Collected data
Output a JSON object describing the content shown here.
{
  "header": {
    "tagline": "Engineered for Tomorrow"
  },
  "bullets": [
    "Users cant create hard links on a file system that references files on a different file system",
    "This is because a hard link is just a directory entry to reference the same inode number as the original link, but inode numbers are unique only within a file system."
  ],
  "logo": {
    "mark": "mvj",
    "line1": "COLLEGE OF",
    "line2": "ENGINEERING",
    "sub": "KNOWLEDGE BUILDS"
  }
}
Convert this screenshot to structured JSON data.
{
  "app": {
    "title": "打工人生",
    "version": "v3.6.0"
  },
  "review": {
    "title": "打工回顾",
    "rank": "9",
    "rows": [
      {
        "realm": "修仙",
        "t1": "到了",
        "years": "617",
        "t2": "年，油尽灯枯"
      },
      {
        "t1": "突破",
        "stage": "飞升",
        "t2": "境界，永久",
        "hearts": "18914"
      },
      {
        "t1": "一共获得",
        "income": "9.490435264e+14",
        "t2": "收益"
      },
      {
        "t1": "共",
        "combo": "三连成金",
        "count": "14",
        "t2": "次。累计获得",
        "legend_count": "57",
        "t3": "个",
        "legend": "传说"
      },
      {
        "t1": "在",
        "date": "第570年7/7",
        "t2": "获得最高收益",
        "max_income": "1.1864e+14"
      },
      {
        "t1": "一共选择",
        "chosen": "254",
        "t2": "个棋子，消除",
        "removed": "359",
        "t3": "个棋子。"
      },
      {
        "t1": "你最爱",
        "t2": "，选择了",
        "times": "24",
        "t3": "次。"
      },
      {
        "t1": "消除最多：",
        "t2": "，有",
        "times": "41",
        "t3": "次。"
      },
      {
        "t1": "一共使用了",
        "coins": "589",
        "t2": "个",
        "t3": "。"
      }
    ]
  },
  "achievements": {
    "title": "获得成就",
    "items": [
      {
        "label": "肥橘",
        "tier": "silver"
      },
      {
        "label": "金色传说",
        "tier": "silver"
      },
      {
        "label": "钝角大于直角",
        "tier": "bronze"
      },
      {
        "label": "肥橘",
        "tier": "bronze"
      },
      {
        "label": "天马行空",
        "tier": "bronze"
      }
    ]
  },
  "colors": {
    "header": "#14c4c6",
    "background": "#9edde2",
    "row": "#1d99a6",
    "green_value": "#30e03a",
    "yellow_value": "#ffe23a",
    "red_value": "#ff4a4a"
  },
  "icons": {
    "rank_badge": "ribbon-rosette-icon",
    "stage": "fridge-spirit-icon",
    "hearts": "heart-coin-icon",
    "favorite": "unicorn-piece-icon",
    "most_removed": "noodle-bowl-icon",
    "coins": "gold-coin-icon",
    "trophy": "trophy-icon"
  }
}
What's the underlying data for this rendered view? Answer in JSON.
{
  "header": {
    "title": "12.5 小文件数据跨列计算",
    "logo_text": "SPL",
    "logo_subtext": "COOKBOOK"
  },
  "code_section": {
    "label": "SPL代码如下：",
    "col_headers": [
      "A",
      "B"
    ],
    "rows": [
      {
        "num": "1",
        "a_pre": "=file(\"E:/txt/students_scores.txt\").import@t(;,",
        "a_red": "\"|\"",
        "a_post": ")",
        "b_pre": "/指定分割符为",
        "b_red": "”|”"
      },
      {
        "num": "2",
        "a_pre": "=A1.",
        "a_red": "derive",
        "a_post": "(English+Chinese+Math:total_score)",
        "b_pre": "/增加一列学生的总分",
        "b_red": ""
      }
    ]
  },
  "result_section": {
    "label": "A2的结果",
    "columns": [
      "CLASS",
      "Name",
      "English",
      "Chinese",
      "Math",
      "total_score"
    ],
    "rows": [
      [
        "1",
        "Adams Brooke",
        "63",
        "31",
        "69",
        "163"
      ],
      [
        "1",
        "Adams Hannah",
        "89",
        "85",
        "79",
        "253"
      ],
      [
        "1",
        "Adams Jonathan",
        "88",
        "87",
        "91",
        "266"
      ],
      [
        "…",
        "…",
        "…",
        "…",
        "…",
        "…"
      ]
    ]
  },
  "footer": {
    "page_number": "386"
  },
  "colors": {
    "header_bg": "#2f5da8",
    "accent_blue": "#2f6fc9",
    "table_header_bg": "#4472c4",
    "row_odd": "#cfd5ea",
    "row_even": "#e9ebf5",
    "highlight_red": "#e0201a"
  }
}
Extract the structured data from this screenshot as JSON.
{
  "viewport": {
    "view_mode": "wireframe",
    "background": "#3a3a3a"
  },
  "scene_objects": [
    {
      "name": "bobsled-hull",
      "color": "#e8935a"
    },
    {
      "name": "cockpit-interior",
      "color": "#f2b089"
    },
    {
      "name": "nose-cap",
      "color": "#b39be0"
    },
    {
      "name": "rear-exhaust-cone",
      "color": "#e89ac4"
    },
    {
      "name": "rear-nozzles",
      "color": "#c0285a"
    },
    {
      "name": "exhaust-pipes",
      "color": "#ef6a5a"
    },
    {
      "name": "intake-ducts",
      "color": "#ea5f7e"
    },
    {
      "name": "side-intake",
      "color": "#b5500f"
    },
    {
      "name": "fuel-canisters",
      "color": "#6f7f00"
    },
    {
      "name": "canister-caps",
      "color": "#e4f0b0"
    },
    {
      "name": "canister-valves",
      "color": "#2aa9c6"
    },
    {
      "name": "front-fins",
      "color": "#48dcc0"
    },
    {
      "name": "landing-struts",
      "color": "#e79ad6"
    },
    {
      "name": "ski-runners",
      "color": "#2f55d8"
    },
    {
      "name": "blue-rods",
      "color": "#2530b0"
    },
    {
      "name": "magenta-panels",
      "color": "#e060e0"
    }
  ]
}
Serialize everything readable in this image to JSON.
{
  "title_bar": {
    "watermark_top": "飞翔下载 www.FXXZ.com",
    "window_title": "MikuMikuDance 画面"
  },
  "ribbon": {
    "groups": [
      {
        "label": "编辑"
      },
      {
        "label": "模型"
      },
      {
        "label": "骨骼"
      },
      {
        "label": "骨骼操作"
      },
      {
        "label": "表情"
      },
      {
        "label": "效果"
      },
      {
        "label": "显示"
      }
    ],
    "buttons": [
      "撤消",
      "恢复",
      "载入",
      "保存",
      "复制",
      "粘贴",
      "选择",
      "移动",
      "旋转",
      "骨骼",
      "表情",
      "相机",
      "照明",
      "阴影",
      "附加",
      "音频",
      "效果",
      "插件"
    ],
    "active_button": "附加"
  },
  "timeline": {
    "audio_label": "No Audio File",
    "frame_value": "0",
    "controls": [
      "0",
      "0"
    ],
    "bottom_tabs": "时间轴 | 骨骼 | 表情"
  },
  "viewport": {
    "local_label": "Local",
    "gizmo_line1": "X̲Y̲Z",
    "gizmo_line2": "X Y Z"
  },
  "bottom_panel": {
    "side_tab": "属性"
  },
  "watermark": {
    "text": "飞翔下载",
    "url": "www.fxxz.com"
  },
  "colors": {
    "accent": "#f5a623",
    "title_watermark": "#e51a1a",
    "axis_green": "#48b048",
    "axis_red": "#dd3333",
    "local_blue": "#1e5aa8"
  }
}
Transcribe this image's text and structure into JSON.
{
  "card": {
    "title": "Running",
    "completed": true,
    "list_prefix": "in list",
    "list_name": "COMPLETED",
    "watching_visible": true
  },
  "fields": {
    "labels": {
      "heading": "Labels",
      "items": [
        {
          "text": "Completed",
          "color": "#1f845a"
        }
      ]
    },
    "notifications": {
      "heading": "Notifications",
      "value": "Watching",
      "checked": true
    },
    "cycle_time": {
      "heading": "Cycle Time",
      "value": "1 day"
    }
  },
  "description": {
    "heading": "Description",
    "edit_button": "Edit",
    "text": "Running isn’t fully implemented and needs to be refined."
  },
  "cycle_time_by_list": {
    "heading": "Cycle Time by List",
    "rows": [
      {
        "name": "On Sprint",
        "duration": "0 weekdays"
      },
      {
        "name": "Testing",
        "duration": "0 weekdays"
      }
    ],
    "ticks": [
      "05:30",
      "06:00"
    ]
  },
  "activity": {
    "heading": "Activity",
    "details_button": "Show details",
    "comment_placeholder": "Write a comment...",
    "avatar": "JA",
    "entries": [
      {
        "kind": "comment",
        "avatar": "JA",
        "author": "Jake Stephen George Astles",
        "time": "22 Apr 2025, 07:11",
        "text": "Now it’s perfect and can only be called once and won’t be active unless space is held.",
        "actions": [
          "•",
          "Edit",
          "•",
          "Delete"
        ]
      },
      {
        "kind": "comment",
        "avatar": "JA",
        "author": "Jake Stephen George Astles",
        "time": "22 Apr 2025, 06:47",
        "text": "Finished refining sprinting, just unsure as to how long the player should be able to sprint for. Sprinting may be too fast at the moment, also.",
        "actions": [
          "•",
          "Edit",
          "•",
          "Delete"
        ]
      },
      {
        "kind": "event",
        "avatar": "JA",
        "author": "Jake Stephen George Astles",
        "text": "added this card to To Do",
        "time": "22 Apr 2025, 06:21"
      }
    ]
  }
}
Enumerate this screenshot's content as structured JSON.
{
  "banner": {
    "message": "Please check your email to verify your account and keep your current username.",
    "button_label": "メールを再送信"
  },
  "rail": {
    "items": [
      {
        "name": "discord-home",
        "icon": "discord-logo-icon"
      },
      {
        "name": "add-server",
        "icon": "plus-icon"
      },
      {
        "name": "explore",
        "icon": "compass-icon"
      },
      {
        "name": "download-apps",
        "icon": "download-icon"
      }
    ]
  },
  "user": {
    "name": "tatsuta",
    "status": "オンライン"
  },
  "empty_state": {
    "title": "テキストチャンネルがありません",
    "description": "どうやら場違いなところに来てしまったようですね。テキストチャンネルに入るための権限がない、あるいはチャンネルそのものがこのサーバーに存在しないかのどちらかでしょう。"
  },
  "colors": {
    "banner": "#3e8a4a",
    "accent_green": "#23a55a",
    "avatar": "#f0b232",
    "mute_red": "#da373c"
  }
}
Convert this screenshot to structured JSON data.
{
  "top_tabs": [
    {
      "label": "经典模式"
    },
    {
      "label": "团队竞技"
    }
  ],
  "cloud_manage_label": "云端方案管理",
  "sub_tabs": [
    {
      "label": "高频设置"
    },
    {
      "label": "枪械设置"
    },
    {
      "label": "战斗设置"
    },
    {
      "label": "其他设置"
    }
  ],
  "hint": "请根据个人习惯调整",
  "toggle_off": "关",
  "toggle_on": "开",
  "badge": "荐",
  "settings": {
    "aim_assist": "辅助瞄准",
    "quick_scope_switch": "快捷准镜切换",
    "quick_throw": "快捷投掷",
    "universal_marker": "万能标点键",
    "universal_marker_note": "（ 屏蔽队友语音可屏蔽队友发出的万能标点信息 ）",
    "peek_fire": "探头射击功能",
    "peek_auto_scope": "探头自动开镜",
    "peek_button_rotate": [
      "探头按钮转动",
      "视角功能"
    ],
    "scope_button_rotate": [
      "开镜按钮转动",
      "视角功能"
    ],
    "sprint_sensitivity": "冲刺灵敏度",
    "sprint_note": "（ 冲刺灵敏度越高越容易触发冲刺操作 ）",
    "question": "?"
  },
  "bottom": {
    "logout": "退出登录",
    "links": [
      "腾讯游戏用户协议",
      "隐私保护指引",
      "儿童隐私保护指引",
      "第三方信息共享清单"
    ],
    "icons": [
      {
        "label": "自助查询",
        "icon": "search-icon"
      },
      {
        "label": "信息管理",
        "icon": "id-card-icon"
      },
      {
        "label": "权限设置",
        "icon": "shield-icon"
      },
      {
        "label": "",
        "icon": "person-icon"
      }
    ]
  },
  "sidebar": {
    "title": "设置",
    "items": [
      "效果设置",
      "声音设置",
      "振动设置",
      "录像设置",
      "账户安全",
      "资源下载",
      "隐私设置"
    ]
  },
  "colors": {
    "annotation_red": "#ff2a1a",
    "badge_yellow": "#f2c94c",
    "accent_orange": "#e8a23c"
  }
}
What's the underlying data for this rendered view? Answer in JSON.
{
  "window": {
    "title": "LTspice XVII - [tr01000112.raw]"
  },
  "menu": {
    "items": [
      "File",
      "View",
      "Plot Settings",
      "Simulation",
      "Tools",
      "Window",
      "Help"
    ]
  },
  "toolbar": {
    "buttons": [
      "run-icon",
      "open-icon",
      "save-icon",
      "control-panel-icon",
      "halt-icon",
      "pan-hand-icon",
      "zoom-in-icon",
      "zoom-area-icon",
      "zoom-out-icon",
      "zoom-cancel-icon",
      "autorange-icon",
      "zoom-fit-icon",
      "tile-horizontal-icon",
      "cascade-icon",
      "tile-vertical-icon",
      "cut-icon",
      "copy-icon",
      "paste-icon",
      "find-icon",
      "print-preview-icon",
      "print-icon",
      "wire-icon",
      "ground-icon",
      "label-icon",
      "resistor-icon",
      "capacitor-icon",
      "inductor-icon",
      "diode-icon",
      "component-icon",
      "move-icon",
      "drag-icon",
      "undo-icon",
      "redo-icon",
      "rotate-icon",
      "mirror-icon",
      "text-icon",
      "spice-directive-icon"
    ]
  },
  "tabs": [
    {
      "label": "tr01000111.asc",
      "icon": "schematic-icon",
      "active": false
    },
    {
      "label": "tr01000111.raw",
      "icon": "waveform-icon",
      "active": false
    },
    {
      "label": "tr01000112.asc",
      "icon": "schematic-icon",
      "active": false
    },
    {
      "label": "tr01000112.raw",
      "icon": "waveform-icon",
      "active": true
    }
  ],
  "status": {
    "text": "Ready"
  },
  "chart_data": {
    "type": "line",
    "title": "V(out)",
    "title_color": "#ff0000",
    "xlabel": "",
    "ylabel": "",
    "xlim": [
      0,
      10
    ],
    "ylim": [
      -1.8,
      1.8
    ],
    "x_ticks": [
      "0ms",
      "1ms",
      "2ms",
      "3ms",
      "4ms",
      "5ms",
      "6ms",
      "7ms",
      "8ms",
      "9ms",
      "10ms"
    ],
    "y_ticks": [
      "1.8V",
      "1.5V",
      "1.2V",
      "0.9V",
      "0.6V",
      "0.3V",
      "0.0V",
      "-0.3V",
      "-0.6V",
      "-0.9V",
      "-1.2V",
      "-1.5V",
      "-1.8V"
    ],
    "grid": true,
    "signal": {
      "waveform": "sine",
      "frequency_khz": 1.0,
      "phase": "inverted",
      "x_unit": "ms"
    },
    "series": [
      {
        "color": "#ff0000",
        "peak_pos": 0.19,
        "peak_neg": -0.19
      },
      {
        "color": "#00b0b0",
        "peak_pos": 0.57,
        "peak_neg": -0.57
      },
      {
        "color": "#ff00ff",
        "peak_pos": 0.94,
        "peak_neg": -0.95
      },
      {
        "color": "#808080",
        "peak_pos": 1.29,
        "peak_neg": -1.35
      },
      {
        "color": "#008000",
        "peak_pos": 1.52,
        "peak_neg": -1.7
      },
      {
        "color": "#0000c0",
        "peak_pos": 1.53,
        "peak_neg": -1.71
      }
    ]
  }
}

Direction
How many lines of these entries contain "飞翔下载"? Answer with the number and nothing else.

Output of the exercise
2